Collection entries
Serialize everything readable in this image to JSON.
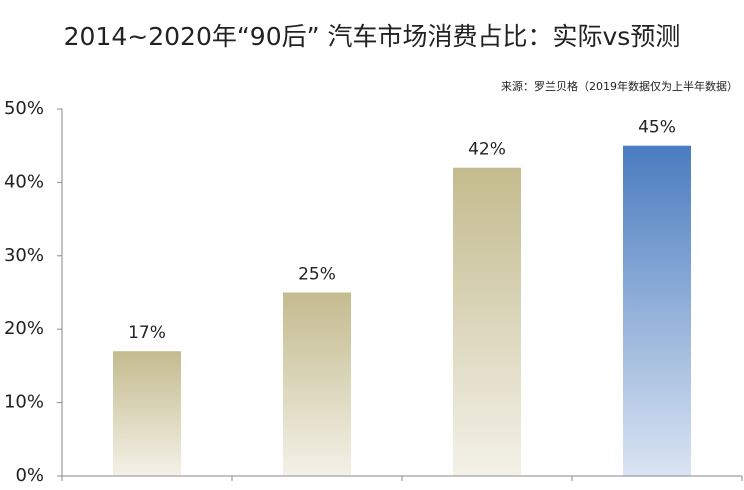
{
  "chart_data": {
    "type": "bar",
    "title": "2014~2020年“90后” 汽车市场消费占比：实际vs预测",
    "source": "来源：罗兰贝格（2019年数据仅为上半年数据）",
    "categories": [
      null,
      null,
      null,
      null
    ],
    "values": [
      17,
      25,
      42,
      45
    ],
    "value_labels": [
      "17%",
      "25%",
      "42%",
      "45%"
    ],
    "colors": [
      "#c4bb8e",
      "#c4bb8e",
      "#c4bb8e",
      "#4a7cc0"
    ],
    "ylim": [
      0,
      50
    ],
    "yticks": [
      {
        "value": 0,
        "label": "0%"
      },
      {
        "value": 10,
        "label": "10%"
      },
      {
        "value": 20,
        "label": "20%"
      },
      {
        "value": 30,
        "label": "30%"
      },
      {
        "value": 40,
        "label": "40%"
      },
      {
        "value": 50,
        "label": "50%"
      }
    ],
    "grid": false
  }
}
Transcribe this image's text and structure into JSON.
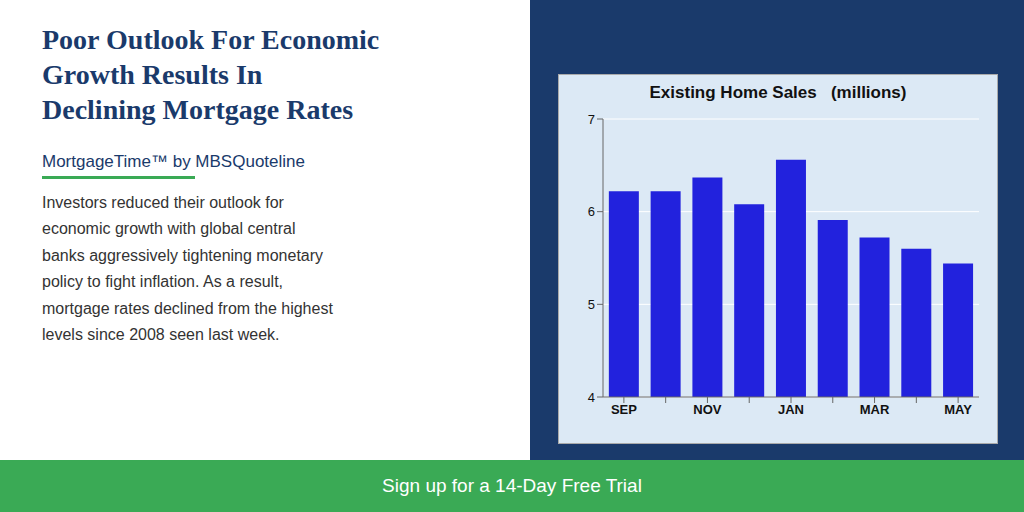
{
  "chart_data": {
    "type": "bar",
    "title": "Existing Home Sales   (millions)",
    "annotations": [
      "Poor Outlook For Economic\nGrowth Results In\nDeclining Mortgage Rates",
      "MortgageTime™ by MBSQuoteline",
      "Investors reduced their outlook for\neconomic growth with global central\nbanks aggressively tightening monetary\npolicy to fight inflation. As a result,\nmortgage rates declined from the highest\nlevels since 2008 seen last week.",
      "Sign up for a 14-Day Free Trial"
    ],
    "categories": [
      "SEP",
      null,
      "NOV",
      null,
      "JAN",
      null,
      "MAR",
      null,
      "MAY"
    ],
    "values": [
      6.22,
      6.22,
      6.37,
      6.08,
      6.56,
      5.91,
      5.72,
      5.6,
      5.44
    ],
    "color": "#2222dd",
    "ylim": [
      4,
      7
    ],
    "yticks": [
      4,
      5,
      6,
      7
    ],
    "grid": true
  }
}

> Written task
Each record must be quoted in full and exactly. Do not include the pictures.

> Written answer
Serialize everything readable in this image to JSON.
{
  "chart_data": {
    "type": "bar",
    "title": "2014~2020年“90后” 汽车市场消费占比：实际vs预测",
    "source": "来源：罗兰贝格（2019年数据仅为上半年数据）",
    "categories": [
      null,
      null,
      null,
      null
    ],
    "values": [
      17,
      25,
      42,
      45
    ],
    "value_labels": [
      "17%",
      "25%",
      "42%",
      "45%"
    ],
    "colors": [
      "#c4bb8e",
      "#c4bb8e",
      "#c4bb8e",
      "#4a7cc0"
    ],
    "ylim": [
      0,
      50
    ],
    "yticks": [
      {
        "value": 0,
        "label": "0%"
      },
      {
        "value": 10,
        "label": "10%"
      },
      {
        "value": 20,
        "label": "20%"
      },
      {
        "value": 30,
        "label": "30%"
      },
      {
        "value": 40,
        "label": "40%"
      },
      {
        "value": 50,
        "label": "50%"
      }
    ],
    "grid": false
  }
}
Transcribe this image's text and structure into JSON.
{
  "chart_data": {
    "type": "bar",
    "title": "Existing Home Sales   (millions)",
    "annotations": [
      "Poor Outlook For Economic\nGrowth Results In\nDeclining Mortgage Rates",
      "MortgageTime™ by MBSQuoteline",
      "Investors reduced their outlook for\neconomic growth with global central\nbanks aggressively tightening monetary\npolicy to fight inflation. As a result,\nmortgage rates declined from the highest\nlevels since 2008 seen last week.",
      "Sign up for a 14-Day Free Trial"
    ],
    "categories": [
      "SEP",
      null,
      "NOV",
      null,
      "JAN",
      null,
      "MAR",
      null,
      "MAY"
    ],
    "values": [
      6.22,
      6.22,
      6.37,
      6.08,
      6.56,
      5.91,
      5.72,
      5.6,
      5.44
    ],
    "color": "#2222dd",
    "ylim": [
      4,
      7
    ],
    "yticks": [
      4,
      5,
      6,
      7
    ],
    "grid": true
  }
}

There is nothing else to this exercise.